Make an exact copy of the entries, and keep any pictures out of it.
— START DATA TO USE —
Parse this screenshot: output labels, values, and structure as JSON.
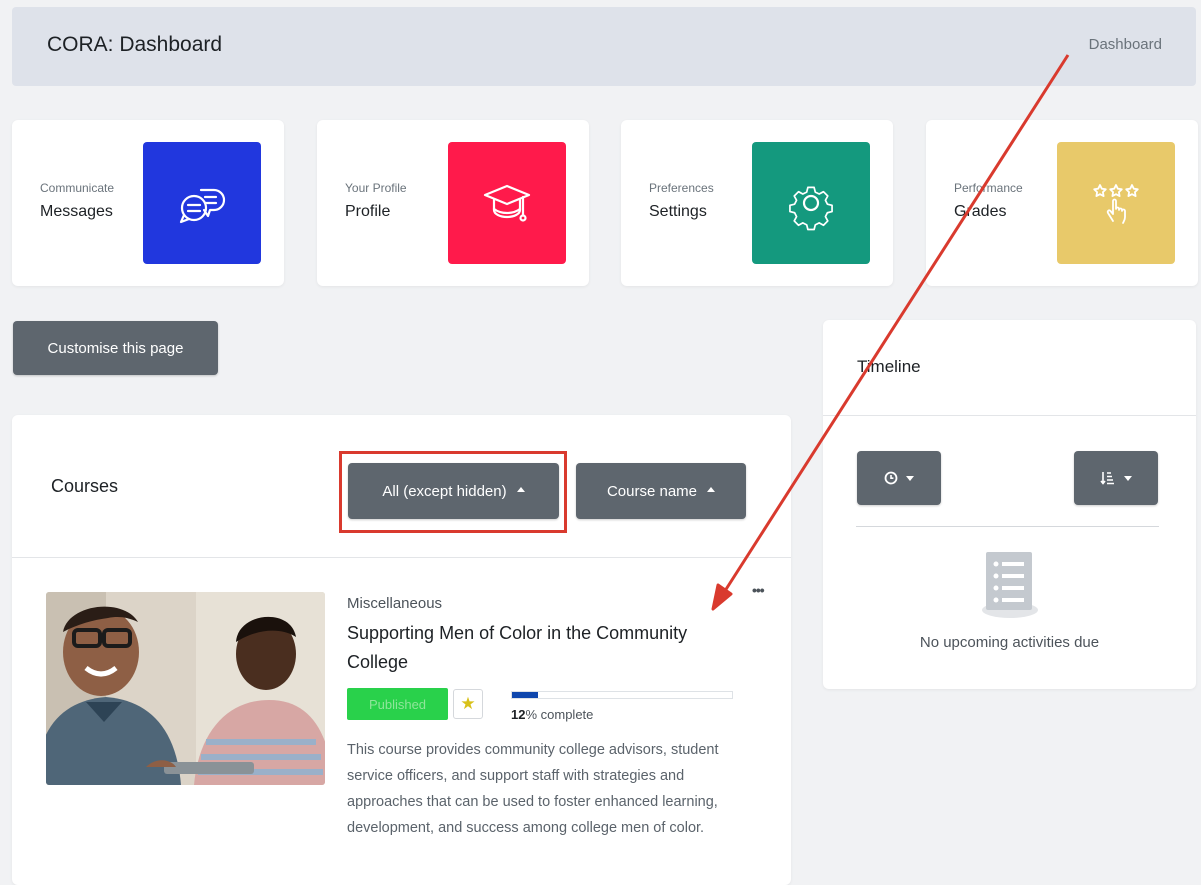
{
  "header": {
    "title": "CORA: Dashboard",
    "breadcrumb": "Dashboard"
  },
  "tiles": [
    {
      "sub": "Communicate",
      "label": "Messages",
      "icon": "chat-bubbles-icon",
      "color": "#2137de"
    },
    {
      "sub": "Your Profile",
      "label": "Profile",
      "icon": "graduation-cap-icon",
      "color": "#ff1a4b"
    },
    {
      "sub": "Preferences",
      "label": "Settings",
      "icon": "gear-icon",
      "color": "#14997e"
    },
    {
      "sub": "Performance",
      "label": "Grades",
      "icon": "stars-hand-icon",
      "color": "#e8c96a"
    }
  ],
  "customise_button": "Customise this page",
  "courses": {
    "title": "Courses",
    "filter_label": "All (except hidden)",
    "sort_label": "Course name",
    "course": {
      "category": "Miscellaneous",
      "name": "Supporting Men of Color in the Community College",
      "status": "Published",
      "progress_percent": 12,
      "progress_number": "12",
      "progress_suffix": "% complete",
      "description": "This course provides community college advisors, student service officers, and support staff with strategies and approaches that can be used to foster enhanced learning, development, and success among college men of color."
    }
  },
  "timeline": {
    "title": "Timeline",
    "empty_text": "No upcoming activities due"
  },
  "colors": {
    "annotation_red": "#d93a2e",
    "dark_button": "#5e666e"
  }
}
— END DATA TO USE —
RESPONSE TO THE EXERCISE
Parse this screenshot: output labels, values, and structure as JSON.
{
  "header": {
    "title": "CORA: Dashboard",
    "breadcrumb": "Dashboard"
  },
  "tiles": [
    {
      "sub": "Communicate",
      "label": "Messages",
      "icon": "chat-bubbles-icon",
      "color": "#2137de"
    },
    {
      "sub": "Your Profile",
      "label": "Profile",
      "icon": "graduation-cap-icon",
      "color": "#ff1a4b"
    },
    {
      "sub": "Preferences",
      "label": "Settings",
      "icon": "gear-icon",
      "color": "#14997e"
    },
    {
      "sub": "Performance",
      "label": "Grades",
      "icon": "stars-hand-icon",
      "color": "#e8c96a"
    }
  ],
  "customise_button": "Customise this page",
  "courses": {
    "title": "Courses",
    "filter_label": "All (except hidden)",
    "sort_label": "Course name",
    "course": {
      "category": "Miscellaneous",
      "name": "Supporting Men of Color in the Community College",
      "status": "Published",
      "progress_percent": 12,
      "progress_number": "12",
      "progress_suffix": "% complete",
      "description": "This course provides community college advisors, student service officers, and support staff with strategies and approaches that can be used to foster enhanced learning, development, and success among college men of color."
    }
  },
  "timeline": {
    "title": "Timeline",
    "empty_text": "No upcoming activities due"
  },
  "colors": {
    "annotation_red": "#d93a2e",
    "dark_button": "#5e666e"
  }
}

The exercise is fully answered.